WHAT YOU HAVE TO DO: Turn the lines of the material from the one containing "What elements are" through the one containing "- info-button[interactable]: i: [444, 1, 465, 21]", both included, into a numbered list with blank lines omitted.

RECORDS SUPPLIED:

>> start

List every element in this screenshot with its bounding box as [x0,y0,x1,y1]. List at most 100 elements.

>> end
>> start

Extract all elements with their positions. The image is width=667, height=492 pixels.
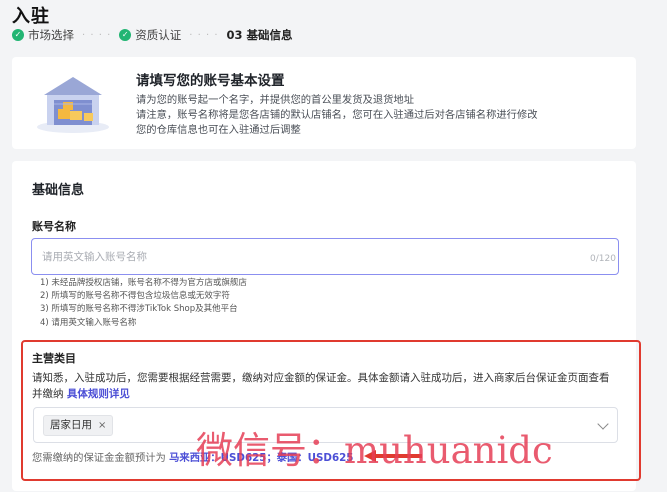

>> end
>> start

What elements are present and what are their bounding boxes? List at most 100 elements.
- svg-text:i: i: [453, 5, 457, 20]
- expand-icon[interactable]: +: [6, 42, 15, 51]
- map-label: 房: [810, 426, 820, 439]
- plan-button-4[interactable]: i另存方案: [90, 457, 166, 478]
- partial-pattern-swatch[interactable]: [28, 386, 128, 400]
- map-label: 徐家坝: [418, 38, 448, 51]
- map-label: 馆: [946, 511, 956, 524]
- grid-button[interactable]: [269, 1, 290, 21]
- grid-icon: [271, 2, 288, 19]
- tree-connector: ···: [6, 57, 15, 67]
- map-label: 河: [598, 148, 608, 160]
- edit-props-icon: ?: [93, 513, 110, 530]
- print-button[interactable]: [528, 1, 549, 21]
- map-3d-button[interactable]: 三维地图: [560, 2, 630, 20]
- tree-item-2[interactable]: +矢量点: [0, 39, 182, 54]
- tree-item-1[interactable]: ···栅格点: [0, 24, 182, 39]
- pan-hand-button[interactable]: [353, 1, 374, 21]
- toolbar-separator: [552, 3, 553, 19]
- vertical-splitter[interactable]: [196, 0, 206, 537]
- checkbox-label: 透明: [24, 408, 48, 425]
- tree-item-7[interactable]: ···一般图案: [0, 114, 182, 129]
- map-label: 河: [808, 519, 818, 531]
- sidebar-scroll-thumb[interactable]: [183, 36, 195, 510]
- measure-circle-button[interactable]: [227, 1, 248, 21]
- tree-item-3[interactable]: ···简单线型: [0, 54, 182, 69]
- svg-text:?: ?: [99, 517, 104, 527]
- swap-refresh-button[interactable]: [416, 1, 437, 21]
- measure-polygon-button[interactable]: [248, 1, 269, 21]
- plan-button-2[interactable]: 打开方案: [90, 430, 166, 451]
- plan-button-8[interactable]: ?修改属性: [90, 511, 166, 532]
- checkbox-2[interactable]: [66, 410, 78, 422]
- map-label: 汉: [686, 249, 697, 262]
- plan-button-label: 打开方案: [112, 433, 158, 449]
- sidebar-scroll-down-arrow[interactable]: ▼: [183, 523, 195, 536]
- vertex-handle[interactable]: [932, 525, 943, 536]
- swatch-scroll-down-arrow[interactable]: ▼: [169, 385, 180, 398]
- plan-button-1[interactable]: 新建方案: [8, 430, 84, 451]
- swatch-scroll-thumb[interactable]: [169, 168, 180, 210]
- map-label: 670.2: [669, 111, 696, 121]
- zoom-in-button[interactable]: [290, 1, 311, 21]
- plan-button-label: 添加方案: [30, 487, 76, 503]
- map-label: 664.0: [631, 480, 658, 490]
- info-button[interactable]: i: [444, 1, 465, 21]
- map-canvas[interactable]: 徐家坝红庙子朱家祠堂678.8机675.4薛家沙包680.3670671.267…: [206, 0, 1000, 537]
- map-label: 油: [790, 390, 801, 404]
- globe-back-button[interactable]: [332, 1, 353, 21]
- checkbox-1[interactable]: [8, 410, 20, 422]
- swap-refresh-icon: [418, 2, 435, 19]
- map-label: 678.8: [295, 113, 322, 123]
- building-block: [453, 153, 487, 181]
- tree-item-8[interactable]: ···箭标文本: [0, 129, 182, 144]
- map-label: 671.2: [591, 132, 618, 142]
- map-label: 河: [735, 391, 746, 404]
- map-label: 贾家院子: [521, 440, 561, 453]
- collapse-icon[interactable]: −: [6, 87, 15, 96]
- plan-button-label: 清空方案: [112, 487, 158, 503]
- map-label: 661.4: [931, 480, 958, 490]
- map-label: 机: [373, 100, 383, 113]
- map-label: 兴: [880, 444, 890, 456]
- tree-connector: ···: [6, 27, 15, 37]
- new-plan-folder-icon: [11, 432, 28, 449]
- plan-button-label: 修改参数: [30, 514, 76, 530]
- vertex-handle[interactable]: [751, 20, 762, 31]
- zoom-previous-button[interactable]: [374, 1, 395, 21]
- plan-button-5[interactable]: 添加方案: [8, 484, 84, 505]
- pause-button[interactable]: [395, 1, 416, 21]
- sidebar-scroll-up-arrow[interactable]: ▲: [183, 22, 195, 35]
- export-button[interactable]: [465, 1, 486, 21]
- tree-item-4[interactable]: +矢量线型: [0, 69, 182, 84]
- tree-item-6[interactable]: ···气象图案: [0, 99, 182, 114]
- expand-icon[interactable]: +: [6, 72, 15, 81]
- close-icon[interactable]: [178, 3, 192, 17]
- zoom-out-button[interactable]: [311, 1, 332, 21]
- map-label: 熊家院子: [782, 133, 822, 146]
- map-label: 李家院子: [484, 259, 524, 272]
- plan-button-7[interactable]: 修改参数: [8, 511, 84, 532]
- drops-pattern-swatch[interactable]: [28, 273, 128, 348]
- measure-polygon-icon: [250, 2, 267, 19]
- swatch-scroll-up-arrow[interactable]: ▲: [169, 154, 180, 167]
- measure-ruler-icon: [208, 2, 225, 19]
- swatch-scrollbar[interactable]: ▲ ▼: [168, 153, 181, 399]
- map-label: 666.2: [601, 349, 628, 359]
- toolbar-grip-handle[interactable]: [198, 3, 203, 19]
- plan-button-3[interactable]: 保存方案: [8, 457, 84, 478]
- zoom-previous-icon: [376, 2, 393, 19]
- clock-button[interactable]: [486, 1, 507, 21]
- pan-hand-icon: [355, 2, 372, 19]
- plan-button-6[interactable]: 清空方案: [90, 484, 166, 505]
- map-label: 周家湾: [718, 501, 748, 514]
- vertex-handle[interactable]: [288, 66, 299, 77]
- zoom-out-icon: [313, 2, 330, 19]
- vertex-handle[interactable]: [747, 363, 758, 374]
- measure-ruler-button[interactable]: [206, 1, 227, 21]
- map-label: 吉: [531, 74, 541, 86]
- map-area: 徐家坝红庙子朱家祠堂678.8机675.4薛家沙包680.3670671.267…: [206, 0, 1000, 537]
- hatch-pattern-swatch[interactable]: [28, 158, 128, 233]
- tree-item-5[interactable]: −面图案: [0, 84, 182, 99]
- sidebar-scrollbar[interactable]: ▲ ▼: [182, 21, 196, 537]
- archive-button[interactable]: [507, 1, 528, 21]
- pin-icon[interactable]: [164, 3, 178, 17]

>> end

RESULT BELOW:
1. What elements are present and what are their bounding boxes? List at most 100 elements.
2. - svg-text:i: i: [453, 5, 457, 20]
3. - expand-icon[interactable]: +: [6, 42, 15, 51]
4. - map-label: 房: [810, 426, 820, 439]
5. - plan-button-4[interactable]: i另存方案: [90, 457, 166, 478]
6. - partial-pattern-swatch[interactable]: [28, 386, 128, 400]
7. - map-label: 徐家坝: [418, 38, 448, 51]
8. - map-label: 馆: [946, 511, 956, 524]
9. - grid-button[interactable]: [269, 1, 290, 21]
10. - grid-icon: [271, 2, 288, 19]
11. - tree-connector: ···: [6, 57, 15, 67]
12. - map-label: 河: [598, 148, 608, 160]
13. - edit-props-icon: ?: [93, 513, 110, 530]
14. - print-button[interactable]: [528, 1, 549, 21]
15. - map-3d-button[interactable]: 三维地图: [560, 2, 630, 20]
16. - tree-item-2[interactable]: +矢量点: [0, 39, 182, 54]
17. - tree-item-1[interactable]: ···栅格点: [0, 24, 182, 39]
18. - pan-hand-button[interactable]: [353, 1, 374, 21]
19. - toolbar-separator: [552, 3, 553, 19]
20. - vertical-splitter[interactable]: [196, 0, 206, 537]
21. - checkbox-label: 透明: [24, 408, 48, 425]
22. - tree-item-7[interactable]: ···一般图案: [0, 114, 182, 129]
23. - map-label: 河: [808, 519, 818, 531]
24. - sidebar-scroll-thumb[interactable]: [183, 36, 195, 510]
25. - measure-circle-button[interactable]: [227, 1, 248, 21]
26. - tree-item-3[interactable]: ···简单线型: [0, 54, 182, 69]
27. - svg-text:?: ?: [99, 517, 104, 527]
28. - swap-refresh-button[interactable]: [416, 1, 437, 21]
29. - measure-polygon-button[interactable]: [248, 1, 269, 21]
30. - plan-button-2[interactable]: 打开方案: [90, 430, 166, 451]
31. - plan-button-8[interactable]: ?修改属性: [90, 511, 166, 532]
32. - checkbox-2[interactable]: [66, 410, 78, 422]
33. - map-label: 汉: [686, 249, 697, 262]
34. - plan-button-label: 打开方案: [112, 433, 158, 449]
35. - sidebar-scroll-down-arrow[interactable]: ▼: [183, 523, 195, 536]
36. - vertex-handle[interactable]: [932, 525, 943, 536]
37. - swatch-scroll-down-arrow[interactable]: ▼: [169, 385, 180, 398]
38. - plan-button-1[interactable]: 新建方案: [8, 430, 84, 451]
39. - swatch-scroll-thumb[interactable]: [169, 168, 180, 210]
40. - map-label: 670.2: [669, 111, 696, 121]
41. - zoom-in-button[interactable]: [290, 1, 311, 21]
42. - plan-button-label: 添加方案: [30, 487, 76, 503]
43. - map-label: 664.0: [631, 480, 658, 490]
44. - info-button[interactable]: i: [444, 1, 465, 21]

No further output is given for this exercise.